Copy out all lines that hold "Malaysia".
-- Start of Data --
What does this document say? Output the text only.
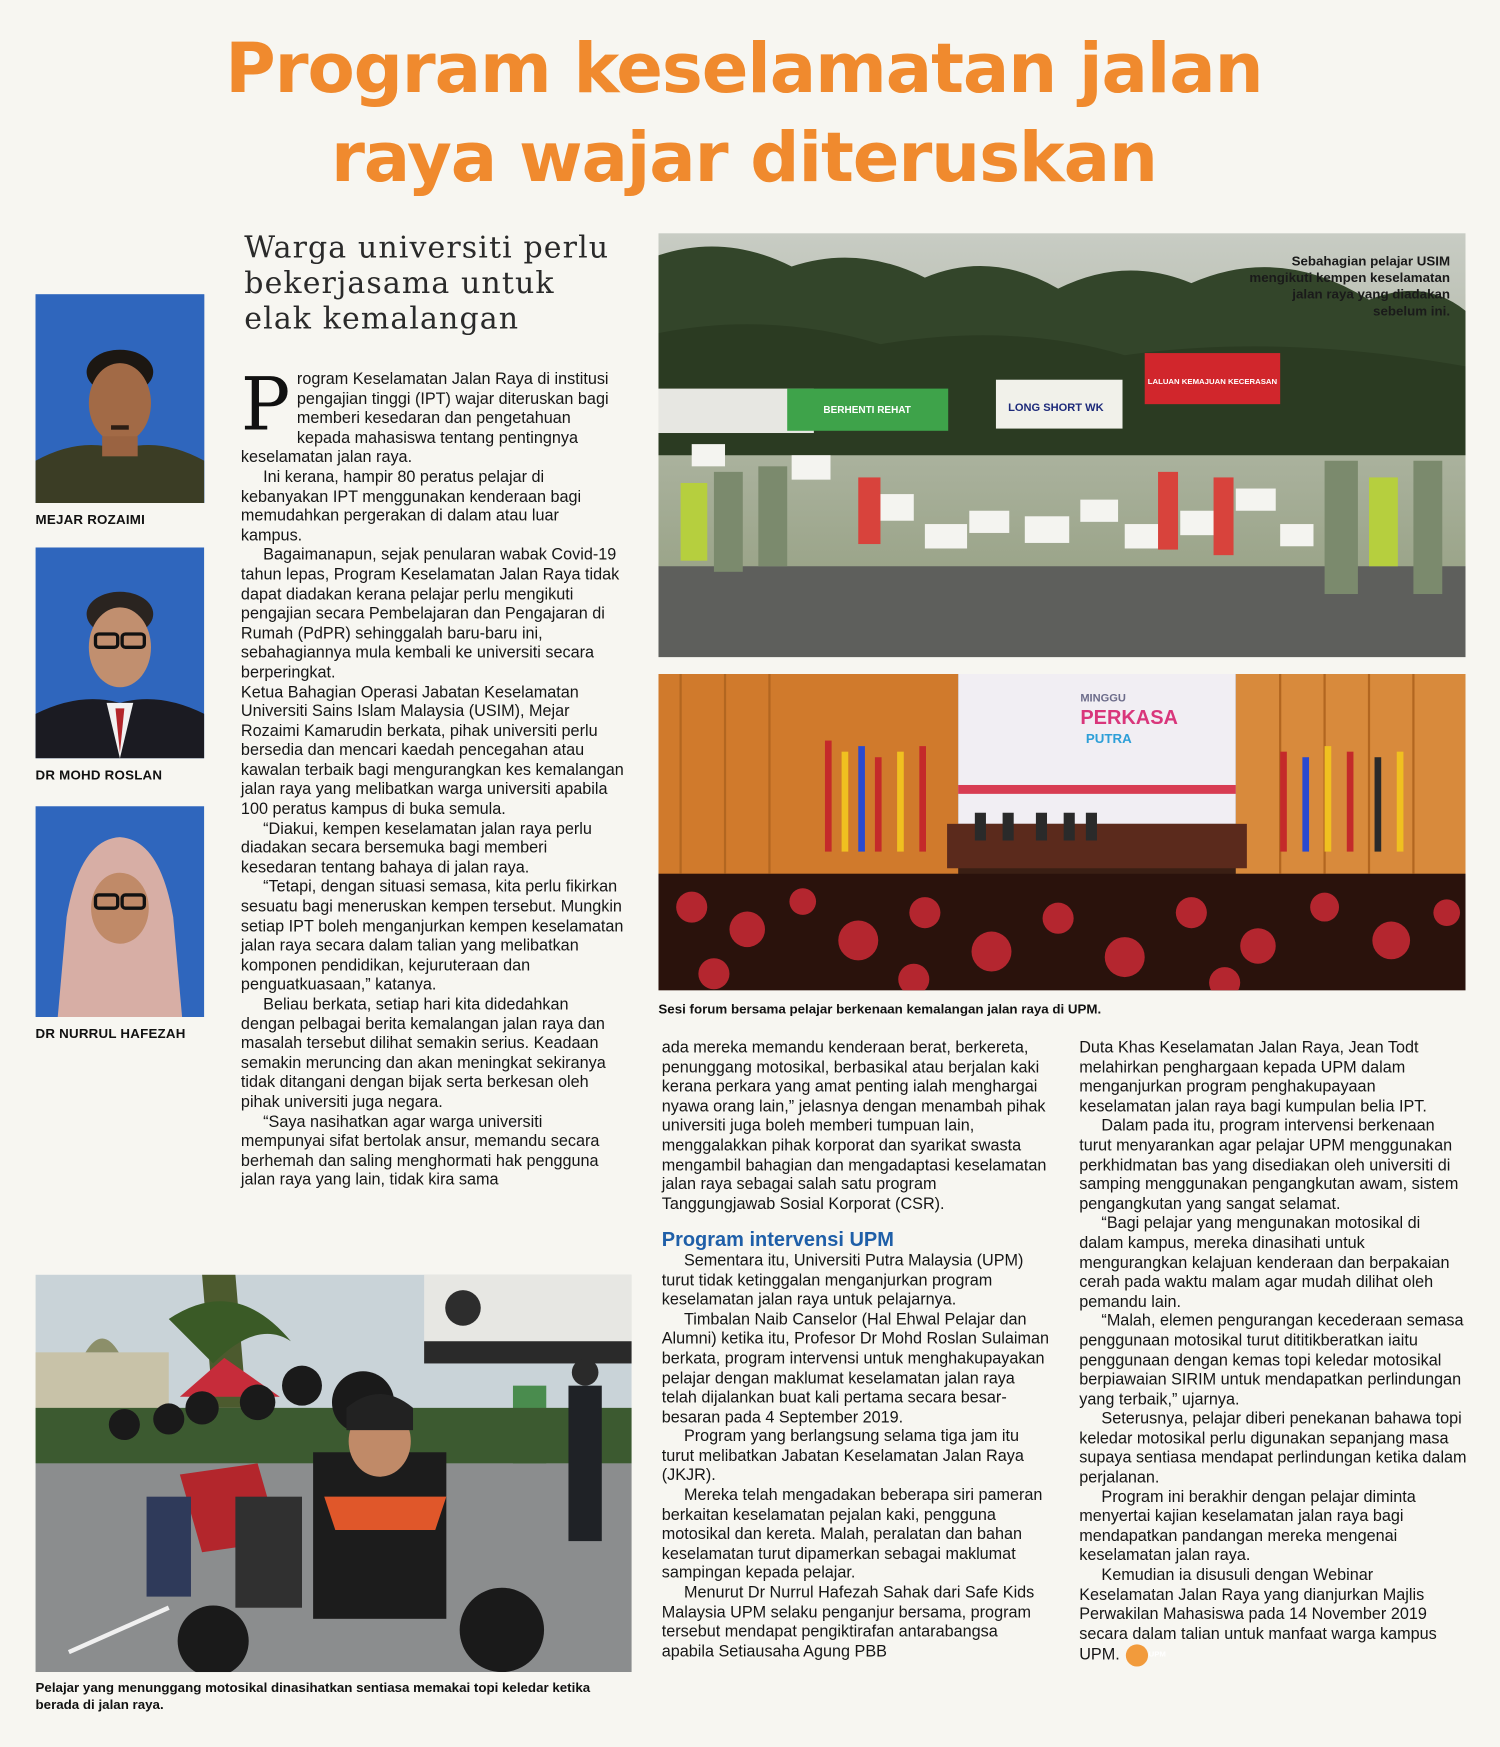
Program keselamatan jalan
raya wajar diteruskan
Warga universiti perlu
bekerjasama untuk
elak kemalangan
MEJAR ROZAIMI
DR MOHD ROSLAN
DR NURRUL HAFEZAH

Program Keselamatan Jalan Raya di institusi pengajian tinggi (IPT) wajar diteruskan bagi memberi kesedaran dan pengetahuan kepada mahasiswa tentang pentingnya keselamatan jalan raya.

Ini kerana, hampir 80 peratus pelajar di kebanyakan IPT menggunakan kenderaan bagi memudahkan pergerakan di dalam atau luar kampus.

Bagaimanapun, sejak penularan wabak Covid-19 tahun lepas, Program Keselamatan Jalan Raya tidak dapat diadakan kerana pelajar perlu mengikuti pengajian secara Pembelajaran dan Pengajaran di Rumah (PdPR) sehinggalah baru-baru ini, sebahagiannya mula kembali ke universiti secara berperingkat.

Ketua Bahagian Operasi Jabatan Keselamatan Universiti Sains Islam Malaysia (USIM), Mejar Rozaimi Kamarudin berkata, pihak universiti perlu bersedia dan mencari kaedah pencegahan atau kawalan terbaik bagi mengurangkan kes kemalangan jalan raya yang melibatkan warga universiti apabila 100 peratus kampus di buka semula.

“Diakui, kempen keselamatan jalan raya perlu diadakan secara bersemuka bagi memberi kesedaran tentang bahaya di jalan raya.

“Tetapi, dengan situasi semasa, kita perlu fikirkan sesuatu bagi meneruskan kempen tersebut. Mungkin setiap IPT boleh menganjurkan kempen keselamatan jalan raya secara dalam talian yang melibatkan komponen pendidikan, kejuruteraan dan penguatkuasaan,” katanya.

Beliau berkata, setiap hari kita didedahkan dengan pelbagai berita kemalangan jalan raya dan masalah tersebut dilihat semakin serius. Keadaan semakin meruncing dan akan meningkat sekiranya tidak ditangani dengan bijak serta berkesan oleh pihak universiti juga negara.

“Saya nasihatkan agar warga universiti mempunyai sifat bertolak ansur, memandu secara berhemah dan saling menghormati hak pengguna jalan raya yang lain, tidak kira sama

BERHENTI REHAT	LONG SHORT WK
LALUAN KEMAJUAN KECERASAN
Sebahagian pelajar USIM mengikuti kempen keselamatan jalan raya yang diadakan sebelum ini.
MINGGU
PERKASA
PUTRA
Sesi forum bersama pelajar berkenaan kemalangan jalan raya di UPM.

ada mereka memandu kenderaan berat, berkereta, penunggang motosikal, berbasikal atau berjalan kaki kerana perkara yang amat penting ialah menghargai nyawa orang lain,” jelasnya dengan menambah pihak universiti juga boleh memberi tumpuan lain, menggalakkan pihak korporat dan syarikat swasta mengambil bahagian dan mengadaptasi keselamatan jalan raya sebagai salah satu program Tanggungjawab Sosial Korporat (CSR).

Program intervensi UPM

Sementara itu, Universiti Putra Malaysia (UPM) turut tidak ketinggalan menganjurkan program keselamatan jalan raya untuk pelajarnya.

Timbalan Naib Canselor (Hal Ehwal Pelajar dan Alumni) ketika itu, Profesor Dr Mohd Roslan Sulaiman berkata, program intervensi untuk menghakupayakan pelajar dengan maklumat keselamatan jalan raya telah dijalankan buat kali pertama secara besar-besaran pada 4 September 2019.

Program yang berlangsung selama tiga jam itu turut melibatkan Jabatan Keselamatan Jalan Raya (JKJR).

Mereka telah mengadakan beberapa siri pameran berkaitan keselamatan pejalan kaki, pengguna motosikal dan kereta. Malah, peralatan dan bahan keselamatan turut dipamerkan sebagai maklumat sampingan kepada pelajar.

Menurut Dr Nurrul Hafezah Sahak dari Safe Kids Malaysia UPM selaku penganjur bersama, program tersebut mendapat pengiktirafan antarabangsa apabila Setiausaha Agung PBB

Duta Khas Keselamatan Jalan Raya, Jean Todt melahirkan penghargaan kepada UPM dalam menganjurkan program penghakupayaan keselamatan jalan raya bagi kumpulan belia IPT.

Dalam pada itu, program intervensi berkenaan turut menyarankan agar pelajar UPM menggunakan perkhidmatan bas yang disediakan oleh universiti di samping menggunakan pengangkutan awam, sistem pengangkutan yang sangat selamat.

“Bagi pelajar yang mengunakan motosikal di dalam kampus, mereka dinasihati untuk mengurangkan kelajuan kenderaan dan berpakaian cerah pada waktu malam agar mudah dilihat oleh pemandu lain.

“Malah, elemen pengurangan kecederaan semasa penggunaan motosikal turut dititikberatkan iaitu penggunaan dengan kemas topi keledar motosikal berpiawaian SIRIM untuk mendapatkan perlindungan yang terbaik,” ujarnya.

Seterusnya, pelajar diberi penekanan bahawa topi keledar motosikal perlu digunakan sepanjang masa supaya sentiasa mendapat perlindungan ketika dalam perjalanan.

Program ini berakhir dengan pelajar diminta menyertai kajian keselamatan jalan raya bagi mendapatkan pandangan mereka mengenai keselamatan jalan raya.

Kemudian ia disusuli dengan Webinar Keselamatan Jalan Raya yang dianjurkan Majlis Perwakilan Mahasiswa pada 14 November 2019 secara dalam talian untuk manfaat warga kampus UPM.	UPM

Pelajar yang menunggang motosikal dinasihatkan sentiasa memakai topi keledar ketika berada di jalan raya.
-- End of Data --
-- Start of Data --
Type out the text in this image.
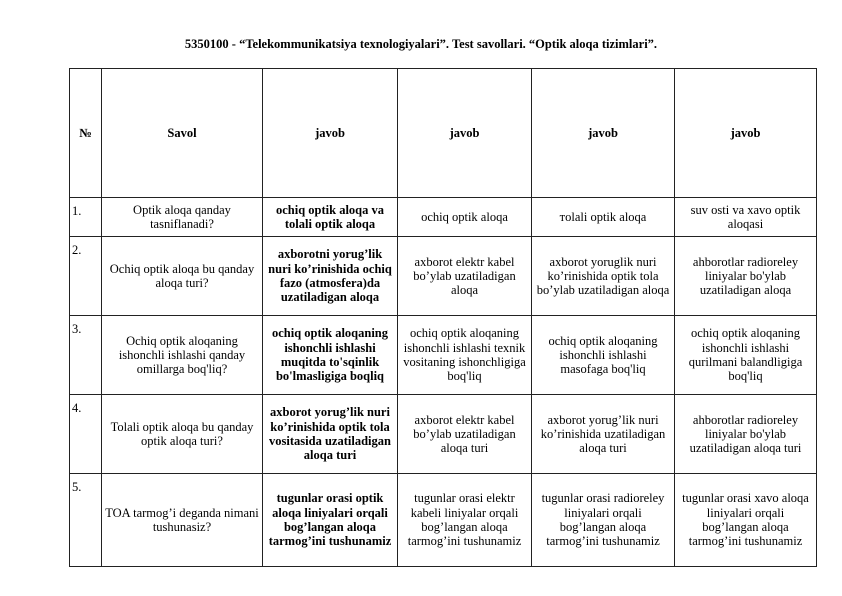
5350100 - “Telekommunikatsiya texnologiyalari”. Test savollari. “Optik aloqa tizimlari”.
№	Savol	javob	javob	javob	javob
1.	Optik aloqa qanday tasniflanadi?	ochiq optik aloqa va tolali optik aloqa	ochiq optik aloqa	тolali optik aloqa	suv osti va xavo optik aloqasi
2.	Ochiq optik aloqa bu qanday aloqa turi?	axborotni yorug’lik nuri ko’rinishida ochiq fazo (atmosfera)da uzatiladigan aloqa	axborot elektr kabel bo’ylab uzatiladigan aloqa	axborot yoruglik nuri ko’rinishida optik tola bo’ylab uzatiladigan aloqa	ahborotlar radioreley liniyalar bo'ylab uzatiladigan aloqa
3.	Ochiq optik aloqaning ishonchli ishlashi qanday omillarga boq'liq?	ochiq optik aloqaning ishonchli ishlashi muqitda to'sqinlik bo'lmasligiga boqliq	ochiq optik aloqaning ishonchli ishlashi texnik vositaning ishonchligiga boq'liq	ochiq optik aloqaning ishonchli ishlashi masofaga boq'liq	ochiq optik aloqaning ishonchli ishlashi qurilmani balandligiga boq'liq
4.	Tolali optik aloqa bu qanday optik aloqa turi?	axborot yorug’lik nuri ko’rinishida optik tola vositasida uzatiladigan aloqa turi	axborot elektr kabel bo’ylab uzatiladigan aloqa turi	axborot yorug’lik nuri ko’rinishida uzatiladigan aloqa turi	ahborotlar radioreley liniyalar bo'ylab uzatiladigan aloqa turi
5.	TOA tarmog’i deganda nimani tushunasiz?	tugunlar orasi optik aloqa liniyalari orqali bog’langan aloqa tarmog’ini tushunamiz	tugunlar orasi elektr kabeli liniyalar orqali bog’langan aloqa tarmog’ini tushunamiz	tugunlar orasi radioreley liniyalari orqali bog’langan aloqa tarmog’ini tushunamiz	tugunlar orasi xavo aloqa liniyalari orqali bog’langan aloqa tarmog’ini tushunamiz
-- End of Data --
● **Solution to this exercise**
Ketua Bahagian Operasi Jabatan Keselamatan Universiti Sains Islam Malaysia (USIM), Mejar Rozaimi Kamarudin berkata, pihak universiti perlu bersedia dan mencari kaedah pencegahan atau kawalan terbaik bagi mengurangkan kes kemalangan jalan raya yang melibatkan warga universiti apabila 100 peratus kampus di buka semula.
Sementara itu, Universiti Putra Malaysia (UPM) turut tidak ketinggalan menganjurkan program keselamatan jalan raya untuk pelajarnya.
Menurut Dr Nurrul Hafezah Sahak dari Safe Kids Malaysia UPM selaku penganjur bersama, program tersebut mendapat pengiktirafan antarabangsa apabila Setiausaha Agung PBB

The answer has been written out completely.